» **What to do**
Copy all records verbatim.

» **Task input**

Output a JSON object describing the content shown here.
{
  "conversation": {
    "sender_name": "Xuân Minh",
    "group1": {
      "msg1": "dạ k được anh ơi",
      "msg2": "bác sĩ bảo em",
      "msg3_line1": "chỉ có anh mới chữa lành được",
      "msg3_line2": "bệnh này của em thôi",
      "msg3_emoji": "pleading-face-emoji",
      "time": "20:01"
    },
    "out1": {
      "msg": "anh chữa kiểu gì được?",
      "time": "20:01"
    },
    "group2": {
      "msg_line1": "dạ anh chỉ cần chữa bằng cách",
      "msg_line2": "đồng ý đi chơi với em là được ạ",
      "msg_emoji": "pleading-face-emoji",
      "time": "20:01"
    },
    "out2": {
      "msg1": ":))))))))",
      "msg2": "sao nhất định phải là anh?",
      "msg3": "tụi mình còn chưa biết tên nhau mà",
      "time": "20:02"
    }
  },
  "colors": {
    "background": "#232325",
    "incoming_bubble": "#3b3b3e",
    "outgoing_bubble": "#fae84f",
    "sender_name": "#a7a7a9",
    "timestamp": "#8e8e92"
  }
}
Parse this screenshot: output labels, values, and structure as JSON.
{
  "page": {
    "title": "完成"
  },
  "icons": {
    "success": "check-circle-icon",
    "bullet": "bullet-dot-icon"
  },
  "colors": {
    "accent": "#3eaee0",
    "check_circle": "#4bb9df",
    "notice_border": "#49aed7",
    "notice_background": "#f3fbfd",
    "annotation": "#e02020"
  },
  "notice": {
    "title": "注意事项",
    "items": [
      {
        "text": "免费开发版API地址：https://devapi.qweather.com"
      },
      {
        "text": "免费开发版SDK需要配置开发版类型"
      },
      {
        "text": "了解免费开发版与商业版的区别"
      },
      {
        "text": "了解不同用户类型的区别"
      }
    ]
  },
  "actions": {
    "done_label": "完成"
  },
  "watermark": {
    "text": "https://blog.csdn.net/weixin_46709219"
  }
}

» **Response below**
Output a JSON object describing the content shown here.
{
  "conversation": {
    "sender_name": "Xuân Minh",
    "group1": {
      "msg1": "dạ k được anh ơi",
      "msg2": "bác sĩ bảo em",
      "msg3_line1": "chỉ có anh mới chữa lành được",
      "msg3_line2": "bệnh này của em thôi",
      "msg3_emoji": "pleading-face-emoji",
      "time": "20:01"
    },
    "out1": {
      "msg": "anh chữa kiểu gì được?",
      "time": "20:01"
    },
    "group2": {
      "msg_line1": "dạ anh chỉ cần chữa bằng cách",
      "msg_line2": "đồng ý đi chơi với em là được ạ",
      "msg_emoji": "pleading-face-emoji",
      "time": "20:01"
    },
    "out2": {
      "msg1": ":))))))))",
      "msg2": "sao nhất định phải là anh?",
      "msg3": "tụi mình còn chưa biết tên nhau mà",
      "time": "20:02"
    }
  },
  "colors": {
    "background": "#232325",
    "incoming_bubble": "#3b3b3e",
    "outgoing_bubble": "#fae84f",
    "sender_name": "#a7a7a9",
    "timestamp": "#8e8e92"
  }
}
Parse this screenshot: output labels, values, and structure as JSON.
{
  "page": {
    "title": "完成"
  },
  "icons": {
    "success": "check-circle-icon",
    "bullet": "bullet-dot-icon"
  },
  "colors": {
    "accent": "#3eaee0",
    "check_circle": "#4bb9df",
    "notice_border": "#49aed7",
    "notice_background": "#f3fbfd",
    "annotation": "#e02020"
  },
  "notice": {
    "title": "注意事项",
    "items": [
      {
        "text": "免费开发版API地址：https://devapi.qweather.com"
      },
      {
        "text": "免费开发版SDK需要配置开发版类型"
      },
      {
        "text": "了解免费开发版与商业版的区别"
      },
      {
        "text": "了解不同用户类型的区别"
      }
    ]
  },
  "actions": {
    "done_label": "完成"
  },
  "watermark": {
    "text": "https://blog.csdn.net/weixin_46709219"
  }
}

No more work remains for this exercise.